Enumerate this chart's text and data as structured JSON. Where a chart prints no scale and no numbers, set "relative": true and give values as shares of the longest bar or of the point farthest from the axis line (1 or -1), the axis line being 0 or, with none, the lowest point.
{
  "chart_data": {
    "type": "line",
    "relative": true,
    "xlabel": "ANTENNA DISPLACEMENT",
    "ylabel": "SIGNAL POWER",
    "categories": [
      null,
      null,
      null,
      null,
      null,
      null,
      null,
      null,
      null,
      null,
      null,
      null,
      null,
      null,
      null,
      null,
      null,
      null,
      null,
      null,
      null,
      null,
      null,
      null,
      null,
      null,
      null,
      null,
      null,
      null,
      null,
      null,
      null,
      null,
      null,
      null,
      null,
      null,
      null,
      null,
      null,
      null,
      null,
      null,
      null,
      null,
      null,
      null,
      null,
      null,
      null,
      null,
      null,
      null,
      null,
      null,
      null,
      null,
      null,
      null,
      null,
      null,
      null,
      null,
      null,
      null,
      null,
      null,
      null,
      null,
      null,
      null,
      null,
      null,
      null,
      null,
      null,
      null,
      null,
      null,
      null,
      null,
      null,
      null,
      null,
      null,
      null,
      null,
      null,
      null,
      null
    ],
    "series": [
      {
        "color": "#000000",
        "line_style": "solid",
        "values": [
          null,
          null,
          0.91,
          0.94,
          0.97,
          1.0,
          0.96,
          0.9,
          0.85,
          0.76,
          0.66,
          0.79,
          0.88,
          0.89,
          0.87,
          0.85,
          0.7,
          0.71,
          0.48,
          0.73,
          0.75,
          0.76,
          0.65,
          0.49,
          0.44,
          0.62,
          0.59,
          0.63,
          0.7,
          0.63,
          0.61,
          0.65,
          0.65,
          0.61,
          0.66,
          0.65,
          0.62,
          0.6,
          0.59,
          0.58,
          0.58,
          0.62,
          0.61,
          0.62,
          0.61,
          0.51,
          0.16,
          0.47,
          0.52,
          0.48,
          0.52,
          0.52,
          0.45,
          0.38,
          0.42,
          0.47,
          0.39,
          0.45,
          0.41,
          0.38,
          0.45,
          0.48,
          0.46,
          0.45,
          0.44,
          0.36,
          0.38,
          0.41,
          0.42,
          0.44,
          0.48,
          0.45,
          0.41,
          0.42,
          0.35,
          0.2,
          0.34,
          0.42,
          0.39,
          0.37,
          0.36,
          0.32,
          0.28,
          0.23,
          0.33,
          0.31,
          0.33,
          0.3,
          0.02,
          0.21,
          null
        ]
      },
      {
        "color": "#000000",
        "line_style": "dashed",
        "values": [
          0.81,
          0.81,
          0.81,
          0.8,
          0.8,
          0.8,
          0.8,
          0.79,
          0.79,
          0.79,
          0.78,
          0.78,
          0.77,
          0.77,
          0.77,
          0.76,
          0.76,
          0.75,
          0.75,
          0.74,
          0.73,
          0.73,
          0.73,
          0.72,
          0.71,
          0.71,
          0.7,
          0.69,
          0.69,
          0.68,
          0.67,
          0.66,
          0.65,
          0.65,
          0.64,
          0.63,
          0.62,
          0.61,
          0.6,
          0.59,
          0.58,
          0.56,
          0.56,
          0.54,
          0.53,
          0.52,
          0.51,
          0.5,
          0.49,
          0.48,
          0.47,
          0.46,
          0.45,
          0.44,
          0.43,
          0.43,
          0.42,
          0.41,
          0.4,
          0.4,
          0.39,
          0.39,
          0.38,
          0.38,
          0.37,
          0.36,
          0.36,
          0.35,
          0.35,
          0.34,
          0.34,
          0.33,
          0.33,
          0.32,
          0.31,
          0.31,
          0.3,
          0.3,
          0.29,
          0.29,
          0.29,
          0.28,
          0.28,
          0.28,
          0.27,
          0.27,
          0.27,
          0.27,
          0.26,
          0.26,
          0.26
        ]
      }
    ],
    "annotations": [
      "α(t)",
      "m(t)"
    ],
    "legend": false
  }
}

◆ ◆ ◆

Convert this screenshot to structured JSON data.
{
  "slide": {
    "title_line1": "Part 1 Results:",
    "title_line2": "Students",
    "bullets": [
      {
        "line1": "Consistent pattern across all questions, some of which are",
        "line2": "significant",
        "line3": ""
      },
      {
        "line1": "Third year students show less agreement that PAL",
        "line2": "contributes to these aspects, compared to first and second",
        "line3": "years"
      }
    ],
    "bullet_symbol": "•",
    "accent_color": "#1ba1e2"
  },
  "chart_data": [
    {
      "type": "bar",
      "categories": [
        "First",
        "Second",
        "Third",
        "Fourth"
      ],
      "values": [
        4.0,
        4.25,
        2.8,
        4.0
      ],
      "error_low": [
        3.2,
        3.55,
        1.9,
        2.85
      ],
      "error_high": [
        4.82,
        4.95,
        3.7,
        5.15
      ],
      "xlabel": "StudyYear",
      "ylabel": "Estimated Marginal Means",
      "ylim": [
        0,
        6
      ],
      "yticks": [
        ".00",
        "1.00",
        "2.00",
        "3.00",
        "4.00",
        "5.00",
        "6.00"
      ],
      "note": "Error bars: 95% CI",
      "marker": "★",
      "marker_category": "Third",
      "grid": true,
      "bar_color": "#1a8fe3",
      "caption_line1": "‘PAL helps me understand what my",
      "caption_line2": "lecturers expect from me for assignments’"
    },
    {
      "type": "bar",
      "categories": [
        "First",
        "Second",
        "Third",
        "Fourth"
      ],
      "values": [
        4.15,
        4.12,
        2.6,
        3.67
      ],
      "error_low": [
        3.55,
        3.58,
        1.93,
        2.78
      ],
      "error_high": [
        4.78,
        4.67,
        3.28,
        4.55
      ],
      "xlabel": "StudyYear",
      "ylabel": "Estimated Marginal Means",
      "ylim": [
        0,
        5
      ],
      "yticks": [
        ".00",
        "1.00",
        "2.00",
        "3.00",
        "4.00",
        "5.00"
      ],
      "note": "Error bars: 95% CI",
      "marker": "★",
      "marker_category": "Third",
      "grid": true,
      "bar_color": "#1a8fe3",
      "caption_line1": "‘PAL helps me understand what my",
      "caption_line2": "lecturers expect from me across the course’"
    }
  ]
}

◆ ◆ ◆

What you will do:
Using the listing above, work out how many of its lines include "relative", and give only the result.

The completed task:
2